INSTRUCTIONS TO FOLLOW ::
Identify the lines holding "outside" and copy them.

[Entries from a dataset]
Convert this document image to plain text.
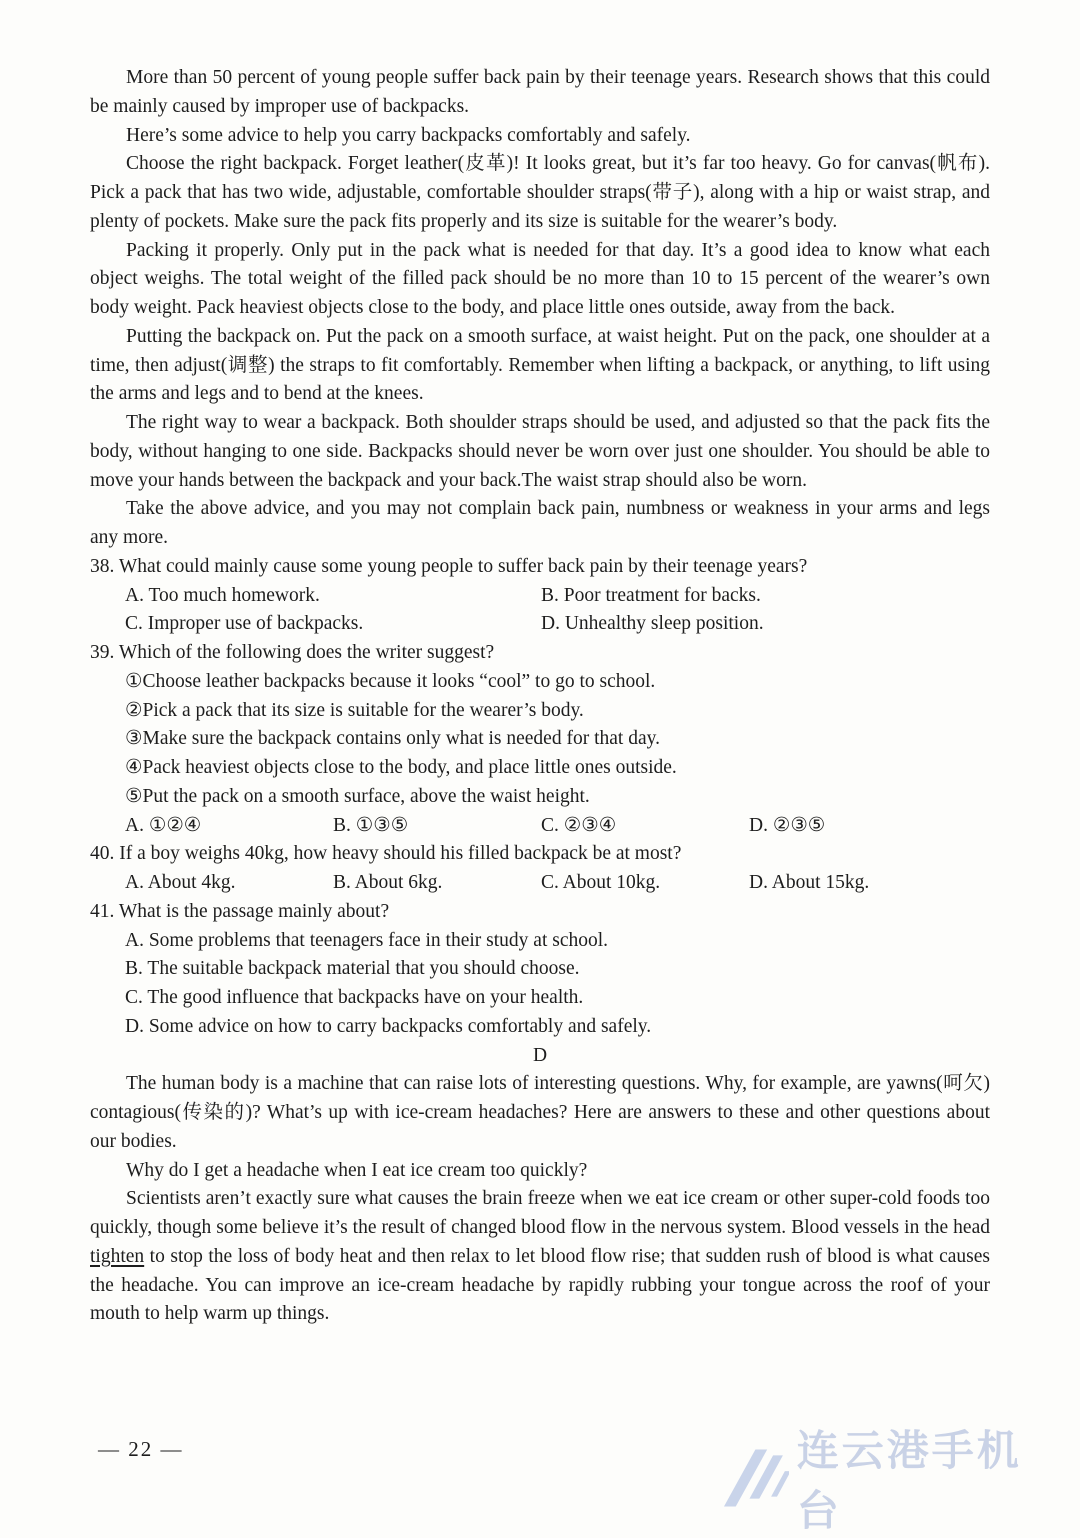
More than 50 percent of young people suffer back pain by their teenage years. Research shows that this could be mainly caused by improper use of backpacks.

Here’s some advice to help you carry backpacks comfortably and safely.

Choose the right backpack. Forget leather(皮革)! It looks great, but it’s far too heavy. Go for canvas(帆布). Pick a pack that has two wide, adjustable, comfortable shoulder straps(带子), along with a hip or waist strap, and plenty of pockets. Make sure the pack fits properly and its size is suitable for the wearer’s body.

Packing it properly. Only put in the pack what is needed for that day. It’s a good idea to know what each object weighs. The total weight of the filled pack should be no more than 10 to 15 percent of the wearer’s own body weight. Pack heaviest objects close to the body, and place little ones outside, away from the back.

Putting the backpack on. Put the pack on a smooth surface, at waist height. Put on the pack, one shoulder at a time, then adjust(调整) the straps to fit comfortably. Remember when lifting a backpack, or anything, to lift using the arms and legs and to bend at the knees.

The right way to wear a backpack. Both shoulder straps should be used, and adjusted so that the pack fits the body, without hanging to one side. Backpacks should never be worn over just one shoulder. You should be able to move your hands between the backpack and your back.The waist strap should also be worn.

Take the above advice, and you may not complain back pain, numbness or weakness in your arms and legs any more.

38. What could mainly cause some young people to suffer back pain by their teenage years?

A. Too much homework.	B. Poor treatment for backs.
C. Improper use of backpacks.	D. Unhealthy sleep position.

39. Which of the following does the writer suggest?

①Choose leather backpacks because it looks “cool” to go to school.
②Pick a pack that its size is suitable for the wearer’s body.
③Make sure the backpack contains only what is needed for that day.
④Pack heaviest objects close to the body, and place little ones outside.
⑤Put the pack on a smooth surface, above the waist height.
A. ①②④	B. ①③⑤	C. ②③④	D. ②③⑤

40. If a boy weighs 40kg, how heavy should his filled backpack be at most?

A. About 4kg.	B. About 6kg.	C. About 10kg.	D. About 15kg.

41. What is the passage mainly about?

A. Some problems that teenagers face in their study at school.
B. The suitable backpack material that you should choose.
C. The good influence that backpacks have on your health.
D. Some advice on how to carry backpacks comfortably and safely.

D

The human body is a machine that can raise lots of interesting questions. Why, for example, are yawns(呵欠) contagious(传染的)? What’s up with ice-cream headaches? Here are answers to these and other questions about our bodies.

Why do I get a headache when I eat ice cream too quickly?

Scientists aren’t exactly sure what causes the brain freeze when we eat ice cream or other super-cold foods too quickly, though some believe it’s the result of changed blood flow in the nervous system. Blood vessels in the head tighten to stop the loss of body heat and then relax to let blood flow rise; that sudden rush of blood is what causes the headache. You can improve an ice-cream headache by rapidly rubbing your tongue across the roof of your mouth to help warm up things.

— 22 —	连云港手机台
---
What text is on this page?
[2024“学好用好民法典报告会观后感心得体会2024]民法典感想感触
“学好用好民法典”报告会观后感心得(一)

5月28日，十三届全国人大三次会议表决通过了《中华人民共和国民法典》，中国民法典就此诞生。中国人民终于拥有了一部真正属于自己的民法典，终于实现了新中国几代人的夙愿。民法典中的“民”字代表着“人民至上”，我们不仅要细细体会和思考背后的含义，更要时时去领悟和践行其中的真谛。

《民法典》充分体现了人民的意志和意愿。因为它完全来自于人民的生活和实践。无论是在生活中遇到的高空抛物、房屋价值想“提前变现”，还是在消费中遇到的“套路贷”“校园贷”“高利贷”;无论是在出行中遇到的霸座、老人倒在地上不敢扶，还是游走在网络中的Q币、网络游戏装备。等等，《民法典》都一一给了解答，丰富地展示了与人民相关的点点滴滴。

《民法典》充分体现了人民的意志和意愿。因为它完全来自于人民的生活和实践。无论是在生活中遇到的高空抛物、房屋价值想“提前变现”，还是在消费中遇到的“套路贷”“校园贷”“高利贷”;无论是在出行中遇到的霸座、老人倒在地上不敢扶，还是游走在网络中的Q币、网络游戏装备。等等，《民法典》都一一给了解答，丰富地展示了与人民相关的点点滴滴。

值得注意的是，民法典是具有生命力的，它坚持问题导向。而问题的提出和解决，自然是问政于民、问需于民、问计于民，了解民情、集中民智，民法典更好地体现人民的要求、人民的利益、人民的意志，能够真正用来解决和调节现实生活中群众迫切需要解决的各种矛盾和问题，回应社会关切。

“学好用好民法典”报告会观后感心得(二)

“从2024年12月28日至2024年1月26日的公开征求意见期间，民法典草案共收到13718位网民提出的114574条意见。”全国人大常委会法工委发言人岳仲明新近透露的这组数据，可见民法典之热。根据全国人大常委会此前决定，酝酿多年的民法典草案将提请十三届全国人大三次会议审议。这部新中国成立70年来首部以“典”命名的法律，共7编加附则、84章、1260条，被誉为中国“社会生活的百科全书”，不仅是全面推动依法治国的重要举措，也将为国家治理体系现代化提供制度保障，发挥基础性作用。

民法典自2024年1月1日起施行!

TASK RESULT ::
Packing it properly. Only put in the pack what is needed for that day. It’s a good idea to know what each object weighs. The total weight of the filled pack should be no more than 10 to 15 percent of the wearer’s own body weight. Pack heaviest objects close to the body, and place little ones outside, away from the back.
④Pack heaviest objects close to the body, and place little ones outside.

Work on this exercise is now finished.